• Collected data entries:
· · · · ·
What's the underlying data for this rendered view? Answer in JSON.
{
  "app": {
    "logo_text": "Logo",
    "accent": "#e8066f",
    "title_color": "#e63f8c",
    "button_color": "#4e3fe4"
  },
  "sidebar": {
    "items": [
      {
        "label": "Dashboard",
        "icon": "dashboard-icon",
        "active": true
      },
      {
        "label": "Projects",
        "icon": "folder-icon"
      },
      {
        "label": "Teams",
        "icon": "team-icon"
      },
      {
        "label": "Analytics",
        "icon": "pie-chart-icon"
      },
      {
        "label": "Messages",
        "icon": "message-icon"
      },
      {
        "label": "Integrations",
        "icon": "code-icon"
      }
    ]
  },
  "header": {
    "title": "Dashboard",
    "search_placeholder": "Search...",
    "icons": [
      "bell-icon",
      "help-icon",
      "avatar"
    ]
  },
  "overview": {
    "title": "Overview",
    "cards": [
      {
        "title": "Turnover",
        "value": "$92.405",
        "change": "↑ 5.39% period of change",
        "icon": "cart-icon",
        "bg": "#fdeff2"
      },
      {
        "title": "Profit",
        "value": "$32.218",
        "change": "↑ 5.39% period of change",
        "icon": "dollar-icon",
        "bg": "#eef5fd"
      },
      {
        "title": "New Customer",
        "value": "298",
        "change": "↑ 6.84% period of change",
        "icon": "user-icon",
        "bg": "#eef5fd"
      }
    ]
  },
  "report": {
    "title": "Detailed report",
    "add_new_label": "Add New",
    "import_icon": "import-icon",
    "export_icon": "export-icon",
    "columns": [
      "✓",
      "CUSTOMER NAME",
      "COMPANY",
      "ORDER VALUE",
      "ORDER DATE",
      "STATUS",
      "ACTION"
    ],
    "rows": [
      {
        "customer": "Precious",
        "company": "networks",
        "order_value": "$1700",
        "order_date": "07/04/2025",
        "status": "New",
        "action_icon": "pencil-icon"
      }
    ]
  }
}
· · · · ·
Go through the listing above and restate it word for word.

What's the underlying data for this rendered view? Answer in JSON.
{
  "app": {
    "logo_text": "Logo",
    "accent": "#e8066f",
    "title_color": "#e63f8c",
    "button_color": "#4e3fe4"
  },
  "sidebar": {
    "items": [
      {
        "label": "Dashboard",
        "icon": "dashboard-icon",
        "active": true
      },
      {
        "label": "Projects",
        "icon": "folder-icon"
      },
      {
        "label": "Teams",
        "icon": "team-icon"
      },
      {
        "label": "Analytics",
        "icon": "pie-chart-icon"
      },
      {
        "label": "Messages",
        "icon": "message-icon"
      },
      {
        "label": "Integrations",
        "icon": "code-icon"
      }
    ]
  },
  "header": {
    "title": "Dashboard",
    "search_placeholder": "Search...",
    "icons": [
      "bell-icon",
      "help-icon",
      "avatar"
    ]
  },
  "overview": {
    "title": "Overview",
    "cards": [
      {
        "title": "Turnover",
        "value": "$92.405",
        "change": "↑ 5.39% period of change",
        "icon": "cart-icon",
        "bg": "#fdeff2"
      },
      {
        "title": "Profit",
        "value": "$32.218",
        "change": "↑ 5.39% period of change",
        "icon": "dollar-icon",
        "bg": "#eef5fd"
      },
      {
        "title": "New Customer",
        "value": "298",
        "change": "↑ 6.84% period of change",
        "icon": "user-icon",
        "bg": "#eef5fd"
      }
    ]
  },
  "report": {
    "title": "Detailed report",
    "add_new_label": "Add New",
    "import_icon": "import-icon",
    "export_icon": "export-icon",
    "columns": [
      "✓",
      "CUSTOMER NAME",
      "COMPANY",
      "ORDER VALUE",
      "ORDER DATE",
      "STATUS",
      "ACTION"
    ],
    "rows": [
      {
        "customer": "Precious",
        "company": "networks",
        "order_value": "$1700",
        "order_date": "07/04/2025",
        "status": "New",
        "action_icon": "pencil-icon"
      }
    ]
  }
}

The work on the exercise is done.